*Work required:* Within the records that follow, find every line containing the string "name". Copy those lines.

*Stored rows:*
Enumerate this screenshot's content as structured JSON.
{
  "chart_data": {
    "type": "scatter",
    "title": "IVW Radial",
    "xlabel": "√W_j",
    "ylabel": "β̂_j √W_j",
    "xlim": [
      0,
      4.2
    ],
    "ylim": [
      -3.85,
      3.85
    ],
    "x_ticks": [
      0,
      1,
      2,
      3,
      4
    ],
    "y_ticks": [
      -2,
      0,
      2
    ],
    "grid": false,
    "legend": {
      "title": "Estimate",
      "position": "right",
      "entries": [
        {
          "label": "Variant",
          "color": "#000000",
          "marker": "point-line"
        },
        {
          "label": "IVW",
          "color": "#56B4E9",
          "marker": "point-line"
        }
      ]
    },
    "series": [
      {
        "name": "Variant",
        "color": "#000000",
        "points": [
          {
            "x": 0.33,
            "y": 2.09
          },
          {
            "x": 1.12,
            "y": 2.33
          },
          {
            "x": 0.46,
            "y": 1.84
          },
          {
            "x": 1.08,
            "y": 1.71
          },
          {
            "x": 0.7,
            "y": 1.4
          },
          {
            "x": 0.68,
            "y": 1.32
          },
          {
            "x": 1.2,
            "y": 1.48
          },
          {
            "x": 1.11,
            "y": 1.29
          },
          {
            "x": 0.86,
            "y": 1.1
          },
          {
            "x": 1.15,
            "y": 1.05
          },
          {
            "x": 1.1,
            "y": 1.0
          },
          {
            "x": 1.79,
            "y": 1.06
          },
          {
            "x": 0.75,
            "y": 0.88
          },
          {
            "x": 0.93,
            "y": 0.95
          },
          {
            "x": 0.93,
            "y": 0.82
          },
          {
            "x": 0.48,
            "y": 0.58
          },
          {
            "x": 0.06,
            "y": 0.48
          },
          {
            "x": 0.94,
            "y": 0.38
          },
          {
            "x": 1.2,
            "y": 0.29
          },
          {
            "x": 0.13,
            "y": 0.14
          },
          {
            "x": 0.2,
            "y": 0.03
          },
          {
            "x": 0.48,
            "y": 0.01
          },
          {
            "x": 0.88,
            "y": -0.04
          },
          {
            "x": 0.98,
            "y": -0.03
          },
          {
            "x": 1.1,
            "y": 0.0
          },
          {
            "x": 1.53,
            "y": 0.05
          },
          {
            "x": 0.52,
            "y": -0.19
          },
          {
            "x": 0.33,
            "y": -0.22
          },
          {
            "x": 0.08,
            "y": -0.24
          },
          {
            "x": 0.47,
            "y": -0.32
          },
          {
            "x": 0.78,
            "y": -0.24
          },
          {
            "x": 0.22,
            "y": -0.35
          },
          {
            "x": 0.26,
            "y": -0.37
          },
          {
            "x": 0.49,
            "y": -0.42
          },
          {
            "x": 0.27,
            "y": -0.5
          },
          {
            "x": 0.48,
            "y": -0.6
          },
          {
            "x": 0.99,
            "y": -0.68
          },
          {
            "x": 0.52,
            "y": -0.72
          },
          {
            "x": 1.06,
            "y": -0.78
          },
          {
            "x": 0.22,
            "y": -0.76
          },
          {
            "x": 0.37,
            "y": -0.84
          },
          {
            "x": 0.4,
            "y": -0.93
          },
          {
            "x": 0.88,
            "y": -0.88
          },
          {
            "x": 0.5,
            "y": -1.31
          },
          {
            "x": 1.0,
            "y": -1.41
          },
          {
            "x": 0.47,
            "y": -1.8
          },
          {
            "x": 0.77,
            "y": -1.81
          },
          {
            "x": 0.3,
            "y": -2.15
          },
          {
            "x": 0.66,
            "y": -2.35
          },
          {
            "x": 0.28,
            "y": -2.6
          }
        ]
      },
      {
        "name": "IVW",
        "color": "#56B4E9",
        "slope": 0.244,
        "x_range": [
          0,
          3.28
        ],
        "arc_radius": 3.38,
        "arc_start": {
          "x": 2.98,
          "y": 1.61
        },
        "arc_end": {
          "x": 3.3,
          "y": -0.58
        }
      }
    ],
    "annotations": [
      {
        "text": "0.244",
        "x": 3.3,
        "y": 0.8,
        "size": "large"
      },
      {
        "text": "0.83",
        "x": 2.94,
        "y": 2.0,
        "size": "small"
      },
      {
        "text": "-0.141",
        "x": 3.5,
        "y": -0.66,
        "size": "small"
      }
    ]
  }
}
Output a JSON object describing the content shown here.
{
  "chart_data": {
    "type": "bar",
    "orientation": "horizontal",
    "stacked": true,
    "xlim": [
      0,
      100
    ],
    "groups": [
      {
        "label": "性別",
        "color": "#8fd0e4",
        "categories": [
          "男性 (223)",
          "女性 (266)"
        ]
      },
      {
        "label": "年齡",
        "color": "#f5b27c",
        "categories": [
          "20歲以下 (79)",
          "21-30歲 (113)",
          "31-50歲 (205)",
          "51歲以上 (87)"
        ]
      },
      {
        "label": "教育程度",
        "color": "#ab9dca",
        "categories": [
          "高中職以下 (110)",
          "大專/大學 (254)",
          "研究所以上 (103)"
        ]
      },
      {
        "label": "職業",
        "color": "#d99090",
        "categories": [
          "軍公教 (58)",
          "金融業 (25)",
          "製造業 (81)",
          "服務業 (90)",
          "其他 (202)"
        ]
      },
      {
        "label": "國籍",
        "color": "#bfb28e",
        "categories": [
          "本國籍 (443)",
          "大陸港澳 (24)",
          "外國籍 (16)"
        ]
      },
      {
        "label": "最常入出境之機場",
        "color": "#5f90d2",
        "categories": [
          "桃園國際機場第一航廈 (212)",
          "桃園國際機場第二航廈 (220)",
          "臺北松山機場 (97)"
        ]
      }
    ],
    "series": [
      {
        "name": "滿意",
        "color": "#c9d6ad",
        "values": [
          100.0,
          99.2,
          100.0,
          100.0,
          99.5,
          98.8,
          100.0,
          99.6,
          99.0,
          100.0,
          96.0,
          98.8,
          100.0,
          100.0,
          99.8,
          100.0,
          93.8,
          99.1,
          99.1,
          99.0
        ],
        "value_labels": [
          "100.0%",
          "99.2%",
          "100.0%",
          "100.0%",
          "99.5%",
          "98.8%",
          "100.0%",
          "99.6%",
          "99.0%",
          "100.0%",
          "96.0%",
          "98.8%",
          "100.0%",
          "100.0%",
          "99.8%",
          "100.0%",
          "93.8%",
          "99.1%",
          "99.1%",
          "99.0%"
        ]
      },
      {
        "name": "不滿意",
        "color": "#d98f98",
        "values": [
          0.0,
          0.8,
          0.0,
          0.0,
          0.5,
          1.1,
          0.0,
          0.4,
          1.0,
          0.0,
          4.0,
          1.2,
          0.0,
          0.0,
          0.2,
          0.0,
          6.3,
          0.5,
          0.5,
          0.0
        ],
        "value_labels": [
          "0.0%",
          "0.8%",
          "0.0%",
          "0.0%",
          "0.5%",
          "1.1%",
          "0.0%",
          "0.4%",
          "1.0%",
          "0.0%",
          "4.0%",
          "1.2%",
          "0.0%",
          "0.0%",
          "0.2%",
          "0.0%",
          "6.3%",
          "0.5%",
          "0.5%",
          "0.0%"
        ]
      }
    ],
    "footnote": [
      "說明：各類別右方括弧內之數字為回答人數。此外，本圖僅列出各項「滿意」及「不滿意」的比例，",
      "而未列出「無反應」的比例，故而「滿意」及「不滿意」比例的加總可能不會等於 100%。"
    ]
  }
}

*In response:*
        "name": "Variant",
        "name": "IVW",
        "name": "滿意",
        "name": "不滿意",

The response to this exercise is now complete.